=== Task to complete ===
Leave out the pictures and copy each record below exactly.

=== Rows ===
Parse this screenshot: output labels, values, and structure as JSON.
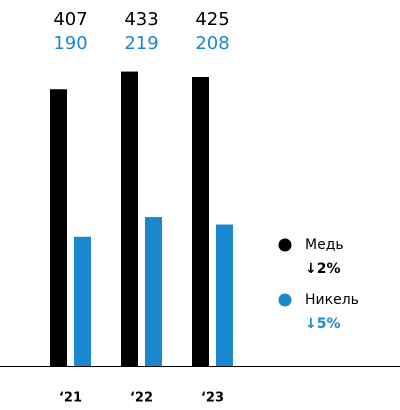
{
  "chart_data": {
    "type": "bar",
    "categories": [
      "‘21",
      "‘22",
      "‘23"
    ],
    "series": [
      {
        "name": "Медь",
        "color": "#000000",
        "values": [
          407,
          433,
          425
        ],
        "change": "↓2%"
      },
      {
        "name": "Никель",
        "color": "#1a88d1",
        "values": [
          190,
          219,
          208
        ],
        "change": "↓5%"
      }
    ]
  }
}
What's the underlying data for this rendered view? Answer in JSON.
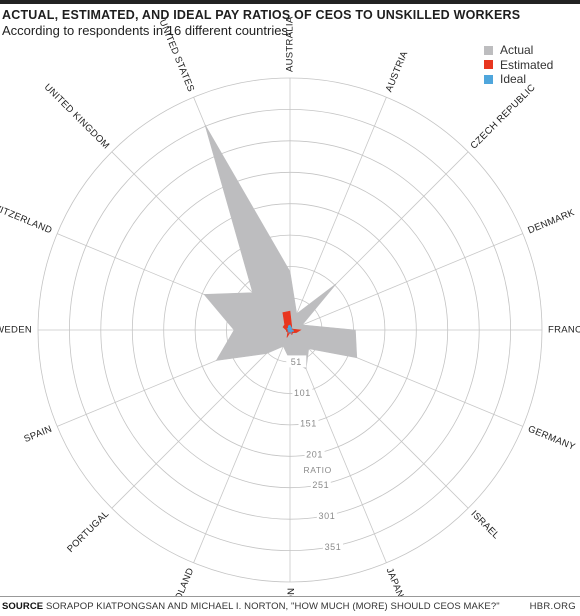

=== Answer for this exercise ===
Parse this screenshot: output labels, values, and structure as JSON.
{
  "chart_data": {
    "type": "bar",
    "categories": [
      "‘21",
      "‘22",
      "‘23"
    ],
    "series": [
      {
        "name": "Медь",
        "color": "#000000",
        "values": [
          407,
          433,
          425
        ],
        "change": "↓2%"
      },
      {
        "name": "Никель",
        "color": "#1a88d1",
        "values": [
          190,
          219,
          208
        ],
        "change": "↓5%"
      }
    ]
  }
}
What's the underlying data for this rendered view? Answer in JSON.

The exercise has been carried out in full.